== THE RECORDS

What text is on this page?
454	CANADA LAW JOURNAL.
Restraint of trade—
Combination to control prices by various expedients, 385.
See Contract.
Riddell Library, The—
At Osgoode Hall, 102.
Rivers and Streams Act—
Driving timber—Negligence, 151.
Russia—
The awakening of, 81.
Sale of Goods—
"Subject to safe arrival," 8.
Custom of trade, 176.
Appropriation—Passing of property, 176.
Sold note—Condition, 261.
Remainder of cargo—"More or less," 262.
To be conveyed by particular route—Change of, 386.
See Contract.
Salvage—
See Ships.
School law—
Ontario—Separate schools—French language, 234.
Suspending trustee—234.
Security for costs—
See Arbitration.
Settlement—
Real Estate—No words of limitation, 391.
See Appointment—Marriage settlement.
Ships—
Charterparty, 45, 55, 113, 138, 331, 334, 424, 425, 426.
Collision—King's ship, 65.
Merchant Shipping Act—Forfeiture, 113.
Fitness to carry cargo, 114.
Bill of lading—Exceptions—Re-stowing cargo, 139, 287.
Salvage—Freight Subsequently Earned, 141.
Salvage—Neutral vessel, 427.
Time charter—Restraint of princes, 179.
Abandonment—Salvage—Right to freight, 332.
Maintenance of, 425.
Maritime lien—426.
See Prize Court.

====

PROBLEM REQUIREMENTS
In full and verbatim, repeat the records given above.

EXERCISE ANSWER
What text is on this page?
454	CANADA LAW JOURNAL.
Restraint of trade—
Combination to control prices by various expedients, 385.
See Contract.
Riddell Library, The—
At Osgoode Hall, 102.
Rivers and Streams Act—
Driving timber—Negligence, 151.
Russia—
The awakening of, 81.
Sale of Goods—
"Subject to safe arrival," 8.
Custom of trade, 176.
Appropriation—Passing of property, 176.
Sold note—Condition, 261.
Remainder of cargo—"More or less," 262.
To be conveyed by particular route—Change of, 386.
See Contract.
Salvage—
See Ships.
School law—
Ontario—Separate schools—French language, 234.
Suspending trustee—234.
Security for costs—
See Arbitration.
Settlement—
Real Estate—No words of limitation, 391.
See Appointment—Marriage settlement.
Ships—
Charterparty, 45, 55, 113, 138, 331, 334, 424, 425, 426.
Collision—King's ship, 65.
Merchant Shipping Act—Forfeiture, 113.
Fitness to carry cargo, 114.
Bill of lading—Exceptions—Re-stowing cargo, 139, 287.
Salvage—Freight Subsequently Earned, 141.
Salvage—Neutral vessel, 427.
Time charter—Restraint of princes, 179.
Abandonment—Salvage—Right to freight, 332.
Maintenance of, 425.
Maritime lien—426.
See Prize Court.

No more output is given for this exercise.